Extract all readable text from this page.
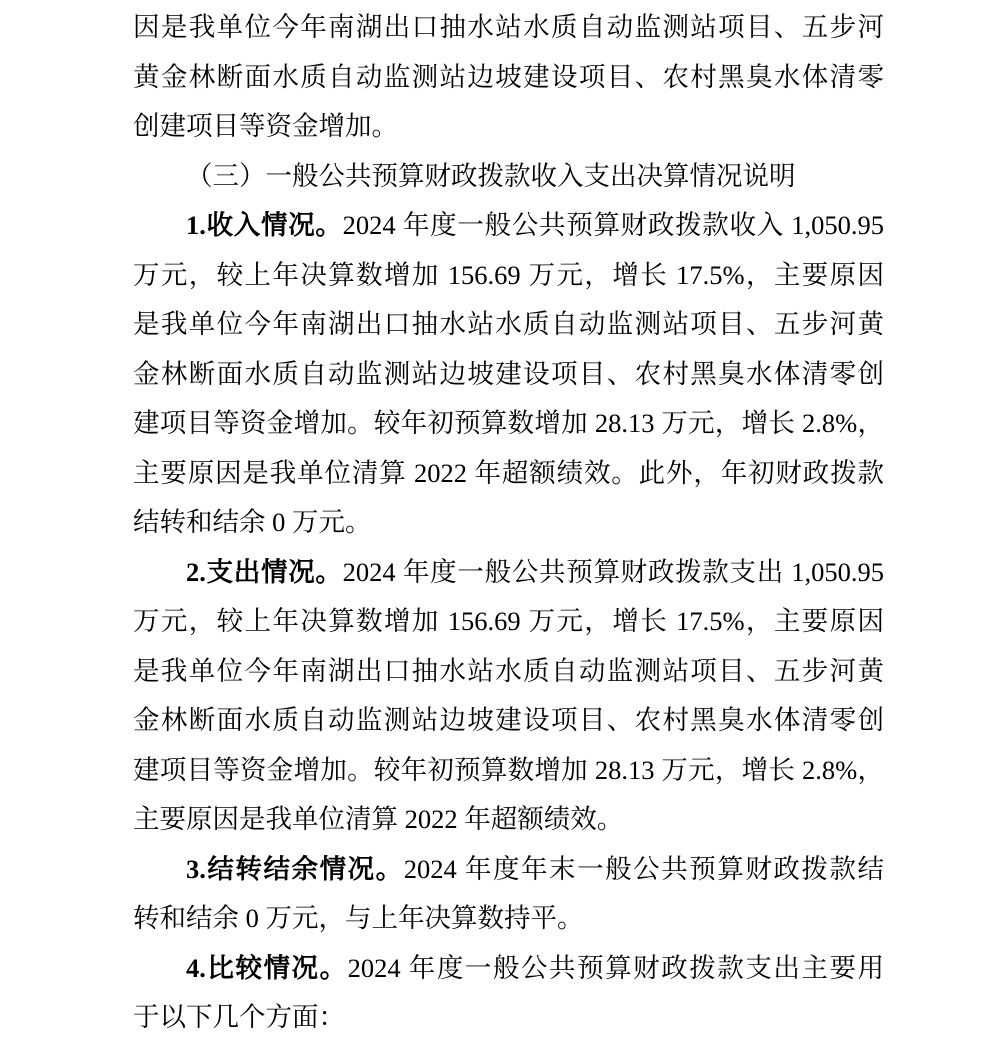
因是我单位今年南湖出口抽水站水质自动监测站项目、五步河
黄金林断面水质自动监测站边坡建设项目、农村黑臭水体清零
创建项目等资金增加。
（三）一般公共预算财政拨款收入支出决算情况说明
1.收入情况。2024 年度一般公共预算财政拨款收入 1,050.95
万元，较上年决算数增加 156.69 万元，增长 17.5%，主要原因
是我单位今年南湖出口抽水站水质自动监测站项目、五步河黄
金林断面水质自动监测站边坡建设项目、农村黑臭水体清零创
建项目等资金增加。较年初预算数增加 28.13 万元，增长 2.8%，
主要原因是我单位清算 2022 年超额绩效。此外，年初财政拨款
结转和结余 0 万元。
2.支出情况。2024 年度一般公共预算财政拨款支出 1,050.95
万元，较上年决算数增加 156.69 万元，增长 17.5%，主要原因
是我单位今年南湖出口抽水站水质自动监测站项目、五步河黄
金林断面水质自动监测站边坡建设项目、农村黑臭水体清零创
建项目等资金增加。较年初预算数增加 28.13 万元，增长 2.8%，
主要原因是我单位清算 2022 年超额绩效。
3.结转结余情况。2024 年度年末一般公共预算财政拨款结
转和结余 0 万元，与上年决算数持平。
4.比较情况。2024 年度一般公共预算财政拨款支出主要用
于以下几个方面：
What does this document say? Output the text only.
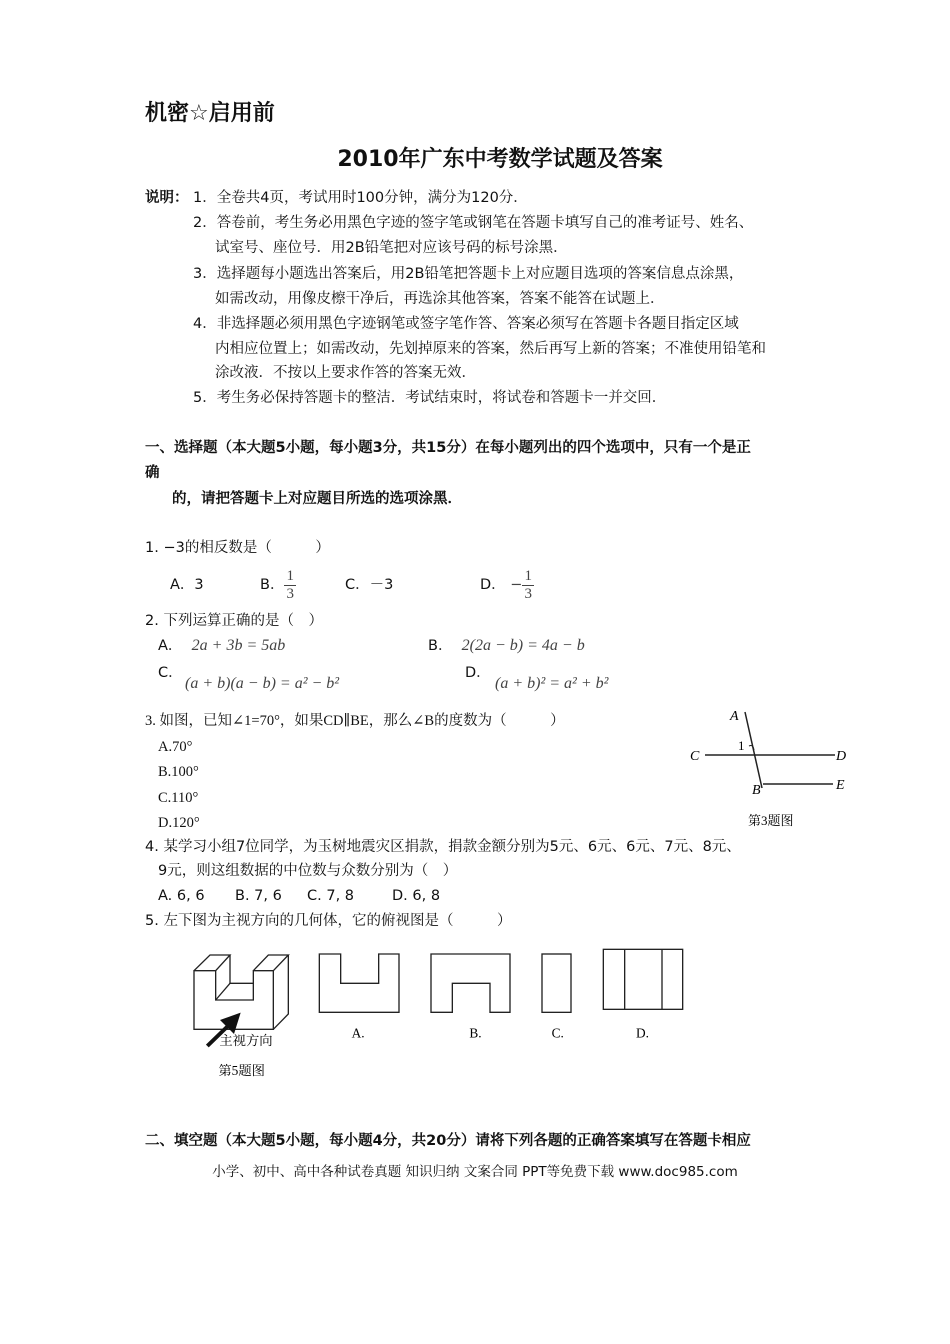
机密☆启用前
2010年广东中考数学试题及答案
说明： 1．全卷共4页，考试用时100分钟，满分为120分．
2．答卷前，考生务必用黑色字迹的签字笔或钢笔在答题卡填写自己的准考证号、姓名、
试室号、座位号．用2B铅笔把对应该号码的标号涂黑．
3．选择题每小题选出答案后，用2B铅笔把答题卡上对应题目选项的答案信息点涂黑，
如需改动，用像皮檫干净后，再选涂其他答案，答案不能答在试题上．
4．非选择题必须用黑色字迹钢笔或签字笔作答、答案必须写在答题卡各题目指定区域
内相应位置上；如需改动，先划掉原来的答案，然后再写上新的答案；不准使用铅笔和
涂改液．不按以上要求作答的答案无效．
5．考生务必保持答题卡的整洁．考试结束时，将试卷和答题卡一并交回．
一、选择题（本大题5小题，每小题3分，共15分）在每小题列出的四个选项中，只有一个是正
确
的，请把答题卡上对应题目所选的选项涂黑．
1. −3的相反数是（　　　）
A．3	B． $\frac{1}{3}$	C．－3	D． − $\frac{1}{3}$
2. 下列运算正确的是（　）
A． 2a + 3b = 5ab	B． 2(2a − b) = 4a − b
C．
(a + b)(a − b) = a² − b²
D．
(a + b)² = a² + b²
3. 如图，已知∠1=70°，如果CD∥BE，那么∠B的度数为（　　　）
A.70°
B.100°
C.110°
D.120°
A
1
C	D
B	E
第3题图
4. 某学习小组7位同学，为玉树地震灾区捐款，捐款金额分别为5元、6元、6元、7元、8元、
9元，则这组数据的中位数与众数分别为（　）
A. 6, 6 B. 7, 6 C. 7, 8	D. 6, 8
5. 左下图为主视方向的几何体，它的俯视图是（　　　）
主视方向
第5题图
A.	B. C. D.
二、填空题（本大题5小题，每小题4分，共20分）请将下列各题的正确答案填写在答题卡相应
小学、初中、高中各种试卷真题 知识归纳 文案合同 PPT等免费下载 www.doc985.com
-=-=-
PROMPT: Reproduce each entry verbatim, excluding any embedded images.

TASK ANSWER:
Extract all readable text from this page.
因是我单位今年南湖出口抽水站水质自动监测站项目、五步河
黄金林断面水质自动监测站边坡建设项目、农村黑臭水体清零
创建项目等资金增加。
（三）一般公共预算财政拨款收入支出决算情况说明
1.收入情况。2024 年度一般公共预算财政拨款收入 1,050.95
万元，较上年决算数增加 156.69 万元，增长 17.5%，主要原因
是我单位今年南湖出口抽水站水质自动监测站项目、五步河黄
金林断面水质自动监测站边坡建设项目、农村黑臭水体清零创
建项目等资金增加。较年初预算数增加 28.13 万元，增长 2.8%，
主要原因是我单位清算 2022 年超额绩效。此外，年初财政拨款
结转和结余 0 万元。
2.支出情况。2024 年度一般公共预算财政拨款支出 1,050.95
万元，较上年决算数增加 156.69 万元，增长 17.5%，主要原因
是我单位今年南湖出口抽水站水质自动监测站项目、五步河黄
金林断面水质自动监测站边坡建设项目、农村黑臭水体清零创
建项目等资金增加。较年初预算数增加 28.13 万元，增长 2.8%，
主要原因是我单位清算 2022 年超额绩效。
3.结转结余情况。2024 年度年末一般公共预算财政拨款结
转和结余 0 万元，与上年决算数持平。
4.比较情况。2024 年度一般公共预算财政拨款支出主要用
于以下几个方面：
What does this document say? Output the text only.
机密☆启用前
2010年广东中考数学试题及答案
说明： 1．全卷共4页，考试用时100分钟，满分为120分．
2．答卷前，考生务必用黑色字迹的签字笔或钢笔在答题卡填写自己的准考证号、姓名、
试室号、座位号．用2B铅笔把对应该号码的标号涂黑．
3．选择题每小题选出答案后，用2B铅笔把答题卡上对应题目选项的答案信息点涂黑，
如需改动，用像皮檫干净后，再选涂其他答案，答案不能答在试题上．
4．非选择题必须用黑色字迹钢笔或签字笔作答、答案必须写在答题卡各题目指定区域
内相应位置上；如需改动，先划掉原来的答案，然后再写上新的答案；不准使用铅笔和
涂改液．不按以上要求作答的答案无效．
5．考生务必保持答题卡的整洁．考试结束时，将试卷和答题卡一并交回．
一、选择题（本大题5小题，每小题3分，共15分）在每小题列出的四个选项中，只有一个是正
确
的，请把答题卡上对应题目所选的选项涂黑．
1. −3的相反数是（　　　）
A．3	B． $\frac{1}{3}$	C．－3	D． − $\frac{1}{3}$
2. 下列运算正确的是（　）
A． 2a + 3b = 5ab	B． 2(2a − b) = 4a − b
C．
(a + b)(a − b) = a² − b²
D．
(a + b)² = a² + b²
3. 如图，已知∠1=70°，如果CD∥BE，那么∠B的度数为（　　　）
A.70°
B.100°
C.110°
D.120°
A
1
C	D
B	E
第3题图
4. 某学习小组7位同学，为玉树地震灾区捐款，捐款金额分别为5元、6元、6元、7元、8元、
9元，则这组数据的中位数与众数分别为（　）
A. 6, 6 B. 7, 6 C. 7, 8	D. 6, 8
5. 左下图为主视方向的几何体，它的俯视图是（　　　）
主视方向
第5题图
A.	B. C. D.
二、填空题（本大题5小题，每小题4分，共20分）请将下列各题的正确答案填写在答题卡相应
小学、初中、高中各种试卷真题 知识归纳 文案合同 PPT等免费下载 www.doc985.com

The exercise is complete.